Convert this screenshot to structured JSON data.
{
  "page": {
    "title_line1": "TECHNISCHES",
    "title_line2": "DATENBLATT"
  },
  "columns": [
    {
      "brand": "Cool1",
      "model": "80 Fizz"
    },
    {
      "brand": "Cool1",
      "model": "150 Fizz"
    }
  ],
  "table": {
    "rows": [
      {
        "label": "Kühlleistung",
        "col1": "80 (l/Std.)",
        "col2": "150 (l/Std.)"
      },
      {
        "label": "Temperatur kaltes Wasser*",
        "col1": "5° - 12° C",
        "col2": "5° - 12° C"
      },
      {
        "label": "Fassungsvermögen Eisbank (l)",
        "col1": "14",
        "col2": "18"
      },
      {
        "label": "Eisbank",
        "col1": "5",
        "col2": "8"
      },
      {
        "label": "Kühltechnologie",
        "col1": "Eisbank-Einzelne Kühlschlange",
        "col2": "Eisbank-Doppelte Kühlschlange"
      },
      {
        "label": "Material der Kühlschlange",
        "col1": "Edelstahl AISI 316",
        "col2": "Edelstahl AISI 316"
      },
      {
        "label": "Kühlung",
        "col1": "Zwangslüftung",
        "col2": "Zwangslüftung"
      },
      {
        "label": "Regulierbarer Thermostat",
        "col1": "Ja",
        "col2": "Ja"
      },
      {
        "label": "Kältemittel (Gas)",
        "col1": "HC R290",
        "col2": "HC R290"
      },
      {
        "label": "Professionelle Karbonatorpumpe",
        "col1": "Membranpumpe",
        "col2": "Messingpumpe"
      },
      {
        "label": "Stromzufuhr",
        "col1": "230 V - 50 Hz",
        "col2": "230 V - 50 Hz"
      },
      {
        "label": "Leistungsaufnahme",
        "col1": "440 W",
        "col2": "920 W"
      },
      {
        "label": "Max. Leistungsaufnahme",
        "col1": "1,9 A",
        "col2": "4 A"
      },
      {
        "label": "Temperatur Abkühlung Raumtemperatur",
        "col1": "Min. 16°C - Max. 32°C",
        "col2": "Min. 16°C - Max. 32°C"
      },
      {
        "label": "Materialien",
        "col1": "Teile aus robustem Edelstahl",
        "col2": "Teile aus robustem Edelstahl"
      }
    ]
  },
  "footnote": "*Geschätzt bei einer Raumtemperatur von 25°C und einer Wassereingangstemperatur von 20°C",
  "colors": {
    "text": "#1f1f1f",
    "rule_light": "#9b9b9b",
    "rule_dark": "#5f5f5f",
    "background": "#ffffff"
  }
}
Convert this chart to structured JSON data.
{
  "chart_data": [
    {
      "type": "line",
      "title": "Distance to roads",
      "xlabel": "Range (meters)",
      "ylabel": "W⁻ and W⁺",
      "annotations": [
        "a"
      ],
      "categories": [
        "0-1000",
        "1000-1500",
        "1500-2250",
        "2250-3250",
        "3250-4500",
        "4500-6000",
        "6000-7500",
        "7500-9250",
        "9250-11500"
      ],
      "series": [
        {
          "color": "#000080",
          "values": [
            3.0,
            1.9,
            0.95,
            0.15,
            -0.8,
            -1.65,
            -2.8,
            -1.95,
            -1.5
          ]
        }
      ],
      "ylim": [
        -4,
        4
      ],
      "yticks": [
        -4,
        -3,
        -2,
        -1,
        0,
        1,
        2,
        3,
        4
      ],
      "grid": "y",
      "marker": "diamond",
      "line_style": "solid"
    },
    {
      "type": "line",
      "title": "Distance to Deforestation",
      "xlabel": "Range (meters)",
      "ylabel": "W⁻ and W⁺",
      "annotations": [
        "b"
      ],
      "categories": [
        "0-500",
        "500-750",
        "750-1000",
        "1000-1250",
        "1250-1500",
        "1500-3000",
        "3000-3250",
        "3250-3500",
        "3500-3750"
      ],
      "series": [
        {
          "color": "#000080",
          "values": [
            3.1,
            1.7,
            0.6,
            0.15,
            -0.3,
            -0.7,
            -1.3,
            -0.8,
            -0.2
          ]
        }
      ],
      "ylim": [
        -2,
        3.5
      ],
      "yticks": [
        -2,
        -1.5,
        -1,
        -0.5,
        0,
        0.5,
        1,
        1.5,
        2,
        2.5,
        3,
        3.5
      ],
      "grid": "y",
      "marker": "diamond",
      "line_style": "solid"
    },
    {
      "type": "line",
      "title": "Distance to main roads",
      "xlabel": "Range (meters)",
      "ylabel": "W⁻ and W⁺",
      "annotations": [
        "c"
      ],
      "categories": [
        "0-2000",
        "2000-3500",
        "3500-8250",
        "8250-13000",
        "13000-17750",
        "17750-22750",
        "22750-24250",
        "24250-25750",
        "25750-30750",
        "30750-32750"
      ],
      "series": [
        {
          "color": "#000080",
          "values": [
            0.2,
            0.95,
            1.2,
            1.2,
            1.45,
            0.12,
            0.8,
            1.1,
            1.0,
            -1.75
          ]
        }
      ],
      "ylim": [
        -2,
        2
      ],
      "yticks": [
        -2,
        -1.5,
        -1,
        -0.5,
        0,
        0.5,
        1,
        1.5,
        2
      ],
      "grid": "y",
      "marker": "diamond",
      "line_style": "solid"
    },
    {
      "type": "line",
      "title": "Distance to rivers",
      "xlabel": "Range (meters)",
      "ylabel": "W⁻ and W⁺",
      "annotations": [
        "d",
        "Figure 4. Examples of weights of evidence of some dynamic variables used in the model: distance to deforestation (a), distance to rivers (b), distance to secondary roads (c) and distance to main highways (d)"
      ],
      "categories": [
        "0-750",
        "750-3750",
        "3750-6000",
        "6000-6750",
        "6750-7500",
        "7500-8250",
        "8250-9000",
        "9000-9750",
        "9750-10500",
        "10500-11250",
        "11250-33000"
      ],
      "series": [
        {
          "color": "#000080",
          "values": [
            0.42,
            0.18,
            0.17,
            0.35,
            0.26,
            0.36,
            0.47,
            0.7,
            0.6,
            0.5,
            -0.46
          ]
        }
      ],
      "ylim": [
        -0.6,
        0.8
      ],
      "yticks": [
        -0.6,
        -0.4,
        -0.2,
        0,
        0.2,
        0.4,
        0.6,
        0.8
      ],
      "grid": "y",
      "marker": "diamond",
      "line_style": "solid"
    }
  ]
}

* * *

* [WORK TO DO]:
Your task is to quote all of the data word for word.

* [WRITTEN RESPONSE]:
Convert this screenshot to structured JSON data.
{
  "page": {
    "title_line1": "TECHNISCHES",
    "title_line2": "DATENBLATT"
  },
  "columns": [
    {
      "brand": "Cool1",
      "model": "80 Fizz"
    },
    {
      "brand": "Cool1",
      "model": "150 Fizz"
    }
  ],
  "table": {
    "rows": [
      {
        "label": "Kühlleistung",
        "col1": "80 (l/Std.)",
        "col2": "150 (l/Std.)"
      },
      {
        "label": "Temperatur kaltes Wasser*",
        "col1": "5° - 12° C",
        "col2": "5° - 12° C"
      },
      {
        "label": "Fassungsvermögen Eisbank (l)",
        "col1": "14",
        "col2": "18"
      },
      {
        "label": "Eisbank",
        "col1": "5",
        "col2": "8"
      },
      {
        "label": "Kühltechnologie",
        "col1": "Eisbank-Einzelne Kühlschlange",
        "col2": "Eisbank-Doppelte Kühlschlange"
      },
      {
        "label": "Material der Kühlschlange",
        "col1": "Edelstahl AISI 316",
        "col2": "Edelstahl AISI 316"
      },
      {
        "label": "Kühlung",
        "col1": "Zwangslüftung",
        "col2": "Zwangslüftung"
      },
      {
        "label": "Regulierbarer Thermostat",
        "col1": "Ja",
        "col2": "Ja"
      },
      {
        "label": "Kältemittel (Gas)",
        "col1": "HC R290",
        "col2": "HC R290"
      },
      {
        "label": "Professionelle Karbonatorpumpe",
        "col1": "Membranpumpe",
        "col2": "Messingpumpe"
      },
      {
        "label": "Stromzufuhr",
        "col1": "230 V - 50 Hz",
        "col2": "230 V - 50 Hz"
      },
      {
        "label": "Leistungsaufnahme",
        "col1": "440 W",
        "col2": "920 W"
      },
      {
        "label": "Max. Leistungsaufnahme",
        "col1": "1,9 A",
        "col2": "4 A"
      },
      {
        "label": "Temperatur Abkühlung Raumtemperatur",
        "col1": "Min. 16°C - Max. 32°C",
        "col2": "Min. 16°C - Max. 32°C"
      },
      {
        "label": "Materialien",
        "col1": "Teile aus robustem Edelstahl",
        "col2": "Teile aus robustem Edelstahl"
      }
    ]
  },
  "footnote": "*Geschätzt bei einer Raumtemperatur von 25°C und einer Wassereingangstemperatur von 20°C",
  "colors": {
    "text": "#1f1f1f",
    "rule_light": "#9b9b9b",
    "rule_dark": "#5f5f5f",
    "background": "#ffffff"
  }
}
Convert this chart to structured JSON data.
{
  "chart_data": [
    {
      "type": "line",
      "title": "Distance to roads",
      "xlabel": "Range (meters)",
      "ylabel": "W⁻ and W⁺",
      "annotations": [
        "a"
      ],
      "categories": [
        "0-1000",
        "1000-1500",
        "1500-2250",
        "2250-3250",
        "3250-4500",
        "4500-6000",
        "6000-7500",
        "7500-9250",
        "9250-11500"
      ],
      "series": [
        {
          "color": "#000080",
          "values": [
            3.0,
            1.9,
            0.95,
            0.15,
            -0.8,
            -1.65,
            -2.8,
            -1.95,
            -1.5
          ]
        }
      ],
      "ylim": [
        -4,
        4
      ],
      "yticks": [
        -4,
        -3,
        -2,
        -1,
        0,
        1,
        2,
        3,
        4
      ],
      "grid": "y",
      "marker": "diamond",
      "line_style": "solid"
    },
    {
      "type": "line",
      "title": "Distance to Deforestation",
      "xlabel": "Range (meters)",
      "ylabel": "W⁻ and W⁺",
      "annotations": [
        "b"
      ],
      "categories": [
        "0-500",
        "500-750",
        "750-1000",
        "1000-1250",
        "1250-1500",
        "1500-3000",
        "3000-3250",
        "3250-3500",
        "3500-3750"
      ],
      "series": [
        {
          "color": "#000080",
          "values": [
            3.1,
            1.7,
            0.6,
            0.15,
            -0.3,
            -0.7,
            -1.3,
            -0.8,
            -0.2
          ]
        }
      ],
      "ylim": [
        -2,
        3.5
      ],
      "yticks": [
        -2,
        -1.5,
        -1,
        -0.5,
        0,
        0.5,
        1,
        1.5,
        2,
        2.5,
        3,
        3.5
      ],
      "grid": "y",
      "marker": "diamond",
      "line_style": "solid"
    },
    {
      "type": "line",
      "title": "Distance to main roads",
      "xlabel": "Range (meters)",
      "ylabel": "W⁻ and W⁺",
      "annotations": [
        "c"
      ],
      "categories": [
        "0-2000",
        "2000-3500",
        "3500-8250",
        "8250-13000",
        "13000-17750",
        "17750-22750",
        "22750-24250",
        "24250-25750",
        "25750-30750",
        "30750-32750"
      ],
      "series": [
        {
          "color": "#000080",
          "values": [
            0.2,
            0.95,
            1.2,
            1.2,
            1.45,
            0.12,
            0.8,
            1.1,
            1.0,
            -1.75
          ]
        }
      ],
      "ylim": [
        -2,
        2
      ],
      "yticks": [
        -2,
        -1.5,
        -1,
        -0.5,
        0,
        0.5,
        1,
        1.5,
        2
      ],
      "grid": "y",
      "marker": "diamond",
      "line_style": "solid"
    },
    {
      "type": "line",
      "title": "Distance to rivers",
      "xlabel": "Range (meters)",
      "ylabel": "W⁻ and W⁺",
      "annotations": [
        "d",
        "Figure 4. Examples of weights of evidence of some dynamic variables used in the model: distance to deforestation (a), distance to rivers (b), distance to secondary roads (c) and distance to main highways (d)"
      ],
      "categories": [
        "0-750",
        "750-3750",
        "3750-6000",
        "6000-6750",
        "6750-7500",
        "7500-8250",
        "8250-9000",
        "9000-9750",
        "9750-10500",
        "10500-11250",
        "11250-33000"
      ],
      "series": [
        {
          "color": "#000080",
          "values": [
            0.42,
            0.18,
            0.17,
            0.35,
            0.26,
            0.36,
            0.47,
            0.7,
            0.6,
            0.5,
            -0.46
          ]
        }
      ],
      "ylim": [
        -0.6,
        0.8
      ],
      "yticks": [
        -0.6,
        -0.4,
        -0.2,
        0,
        0.2,
        0.4,
        0.6,
        0.8
      ],
      "grid": "y",
      "marker": "diamond",
      "line_style": "solid"
    }
  ]
}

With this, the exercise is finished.